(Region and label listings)
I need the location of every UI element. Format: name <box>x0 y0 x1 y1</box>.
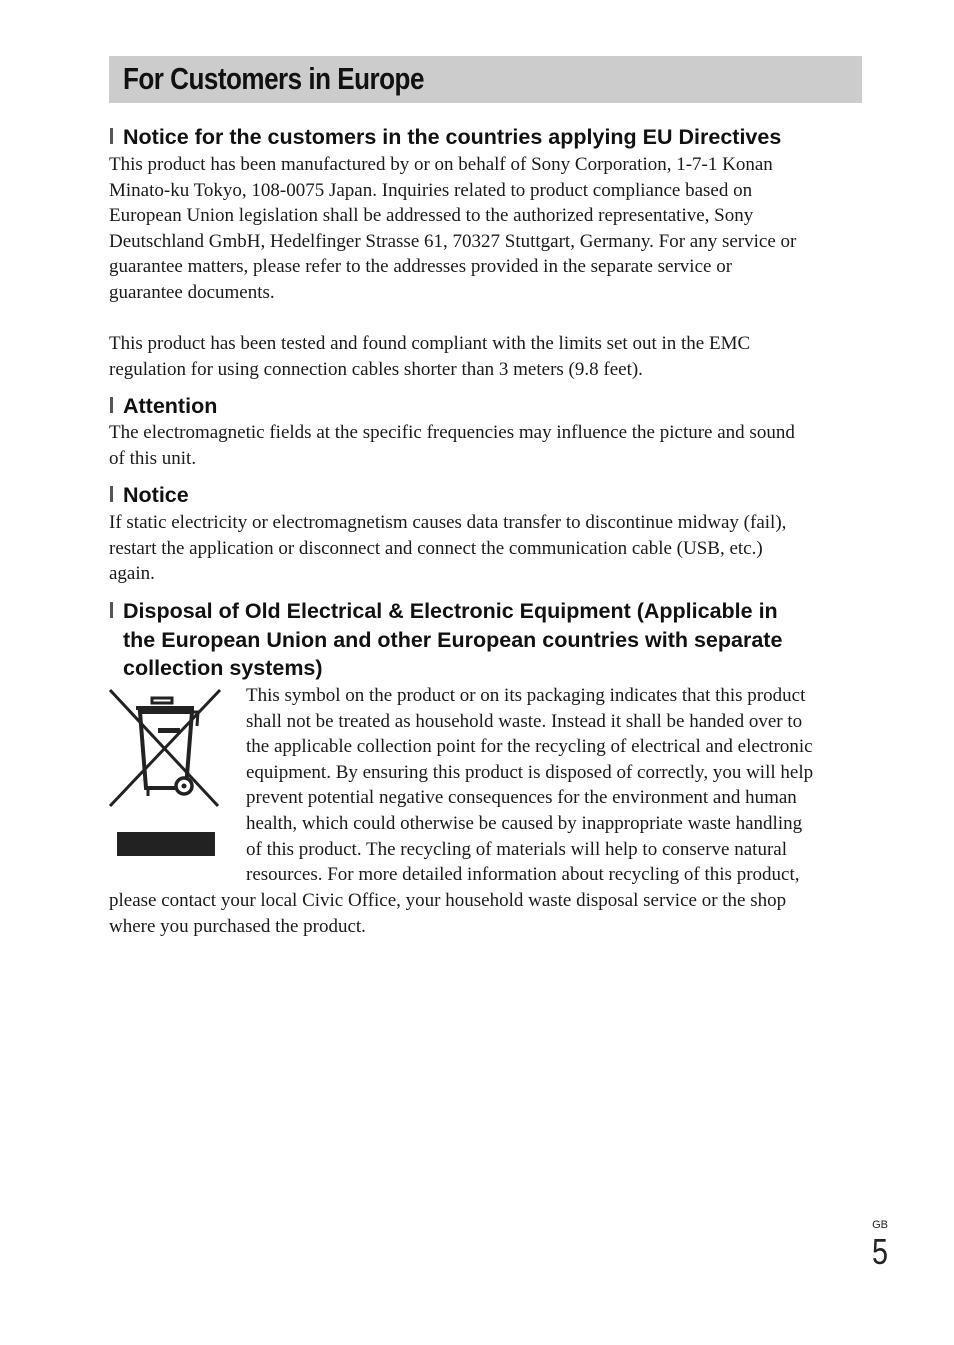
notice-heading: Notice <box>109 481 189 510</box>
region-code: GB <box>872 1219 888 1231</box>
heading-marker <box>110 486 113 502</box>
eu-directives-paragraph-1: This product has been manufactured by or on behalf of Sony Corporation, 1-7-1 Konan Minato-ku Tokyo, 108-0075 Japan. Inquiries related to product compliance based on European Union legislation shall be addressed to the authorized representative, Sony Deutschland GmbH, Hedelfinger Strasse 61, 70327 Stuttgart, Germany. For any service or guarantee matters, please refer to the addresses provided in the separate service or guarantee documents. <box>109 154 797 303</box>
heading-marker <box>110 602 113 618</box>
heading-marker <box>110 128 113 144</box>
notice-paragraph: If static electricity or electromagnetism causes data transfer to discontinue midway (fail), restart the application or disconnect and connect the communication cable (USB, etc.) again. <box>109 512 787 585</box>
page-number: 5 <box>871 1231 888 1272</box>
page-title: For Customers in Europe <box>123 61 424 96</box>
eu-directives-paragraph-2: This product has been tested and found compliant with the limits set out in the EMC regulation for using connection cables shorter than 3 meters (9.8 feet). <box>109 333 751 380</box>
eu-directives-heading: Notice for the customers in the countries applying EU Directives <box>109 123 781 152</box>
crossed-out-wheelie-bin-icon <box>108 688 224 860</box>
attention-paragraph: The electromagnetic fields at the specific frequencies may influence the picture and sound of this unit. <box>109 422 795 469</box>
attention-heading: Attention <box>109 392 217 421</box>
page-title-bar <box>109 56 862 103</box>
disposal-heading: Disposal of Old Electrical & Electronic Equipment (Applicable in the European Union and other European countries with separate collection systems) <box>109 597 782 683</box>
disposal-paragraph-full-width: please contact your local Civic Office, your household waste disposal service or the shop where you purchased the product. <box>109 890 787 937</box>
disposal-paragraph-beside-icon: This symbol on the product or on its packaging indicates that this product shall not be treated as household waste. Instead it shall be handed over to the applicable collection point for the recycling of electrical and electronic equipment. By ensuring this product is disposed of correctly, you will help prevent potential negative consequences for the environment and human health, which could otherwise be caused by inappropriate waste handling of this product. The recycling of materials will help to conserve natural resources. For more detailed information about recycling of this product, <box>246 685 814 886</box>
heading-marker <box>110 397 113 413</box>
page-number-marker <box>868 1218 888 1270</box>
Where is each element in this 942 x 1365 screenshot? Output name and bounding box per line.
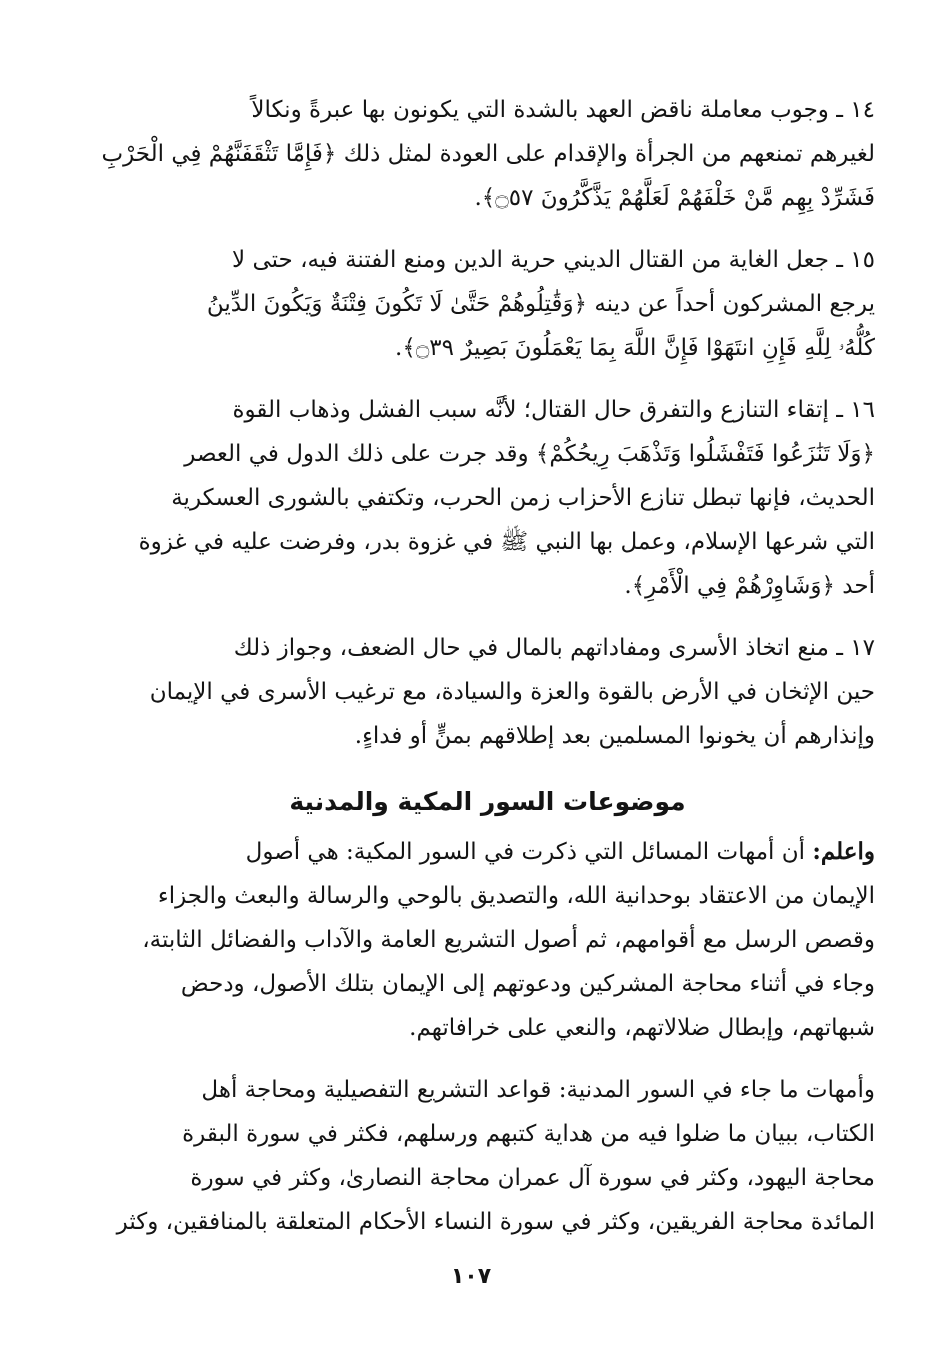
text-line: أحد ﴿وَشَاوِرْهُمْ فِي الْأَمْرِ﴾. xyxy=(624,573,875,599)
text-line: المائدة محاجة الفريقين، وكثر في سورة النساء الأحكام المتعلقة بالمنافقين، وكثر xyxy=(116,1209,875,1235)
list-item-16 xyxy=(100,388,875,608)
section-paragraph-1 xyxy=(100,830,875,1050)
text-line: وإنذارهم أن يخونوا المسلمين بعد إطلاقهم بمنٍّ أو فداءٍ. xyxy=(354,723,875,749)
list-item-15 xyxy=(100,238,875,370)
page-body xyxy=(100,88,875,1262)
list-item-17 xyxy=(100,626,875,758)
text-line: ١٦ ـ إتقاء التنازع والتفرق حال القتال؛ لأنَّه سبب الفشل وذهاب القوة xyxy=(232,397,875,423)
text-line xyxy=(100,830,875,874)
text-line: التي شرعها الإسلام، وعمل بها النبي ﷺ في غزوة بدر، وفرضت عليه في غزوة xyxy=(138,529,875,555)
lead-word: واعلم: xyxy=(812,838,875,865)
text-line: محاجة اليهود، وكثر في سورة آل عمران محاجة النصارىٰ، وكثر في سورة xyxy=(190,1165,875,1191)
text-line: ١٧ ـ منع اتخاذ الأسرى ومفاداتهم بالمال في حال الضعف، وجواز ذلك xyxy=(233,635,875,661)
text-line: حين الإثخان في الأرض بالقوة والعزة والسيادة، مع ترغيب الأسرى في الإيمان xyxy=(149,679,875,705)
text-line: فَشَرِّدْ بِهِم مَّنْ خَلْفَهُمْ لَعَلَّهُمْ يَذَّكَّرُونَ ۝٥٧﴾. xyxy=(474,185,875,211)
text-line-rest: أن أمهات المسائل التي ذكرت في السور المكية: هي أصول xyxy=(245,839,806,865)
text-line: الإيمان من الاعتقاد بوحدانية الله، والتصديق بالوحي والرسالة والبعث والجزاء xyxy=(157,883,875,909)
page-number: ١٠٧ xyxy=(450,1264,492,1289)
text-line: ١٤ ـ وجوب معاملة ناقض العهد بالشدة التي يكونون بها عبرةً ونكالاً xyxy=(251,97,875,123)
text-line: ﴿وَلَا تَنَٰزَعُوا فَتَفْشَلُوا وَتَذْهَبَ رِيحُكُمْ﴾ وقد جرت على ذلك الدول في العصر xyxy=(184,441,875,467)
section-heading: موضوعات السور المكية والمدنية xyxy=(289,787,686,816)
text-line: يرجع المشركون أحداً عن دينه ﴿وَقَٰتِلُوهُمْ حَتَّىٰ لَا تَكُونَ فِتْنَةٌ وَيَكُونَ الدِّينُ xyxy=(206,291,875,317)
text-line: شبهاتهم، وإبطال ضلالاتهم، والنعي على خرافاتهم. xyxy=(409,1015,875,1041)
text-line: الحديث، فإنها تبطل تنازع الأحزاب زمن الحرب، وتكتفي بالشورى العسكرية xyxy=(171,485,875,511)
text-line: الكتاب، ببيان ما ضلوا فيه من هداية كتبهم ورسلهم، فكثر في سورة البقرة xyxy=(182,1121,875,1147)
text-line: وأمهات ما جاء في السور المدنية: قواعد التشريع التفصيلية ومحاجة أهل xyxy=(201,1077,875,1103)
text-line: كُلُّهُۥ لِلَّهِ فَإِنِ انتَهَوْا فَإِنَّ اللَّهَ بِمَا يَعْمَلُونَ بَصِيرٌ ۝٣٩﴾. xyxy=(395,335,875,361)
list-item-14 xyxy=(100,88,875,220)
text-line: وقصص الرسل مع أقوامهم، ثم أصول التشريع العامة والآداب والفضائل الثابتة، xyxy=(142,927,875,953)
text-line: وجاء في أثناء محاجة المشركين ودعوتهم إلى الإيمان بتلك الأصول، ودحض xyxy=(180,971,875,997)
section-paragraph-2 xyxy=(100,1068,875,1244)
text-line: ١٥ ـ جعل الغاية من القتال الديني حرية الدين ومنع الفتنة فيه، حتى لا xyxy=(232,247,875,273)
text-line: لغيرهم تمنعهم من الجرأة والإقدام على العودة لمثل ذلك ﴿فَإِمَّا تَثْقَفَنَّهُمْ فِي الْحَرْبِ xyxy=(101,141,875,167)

• SHORT TASK: Pick out every line in the data above that contains the string "الإيمان", with case counting, and copy each of those lines.

• ANSWER TO THE EXERCISE:
text-line: حين الإثخان في الأرض بالقوة والعزة والسيادة، مع ترغيب الأسرى في الإيمان xyxy=(149,679,875,705)
text-line: الإيمان من الاعتقاد بوحدانية الله، والتصديق بالوحي والرسالة والبعث والجزاء xyxy=(157,883,875,909)
text-line: وجاء في أثناء محاجة المشركين ودعوتهم إلى الإيمان بتلك الأصول، ودحض xyxy=(180,971,875,997)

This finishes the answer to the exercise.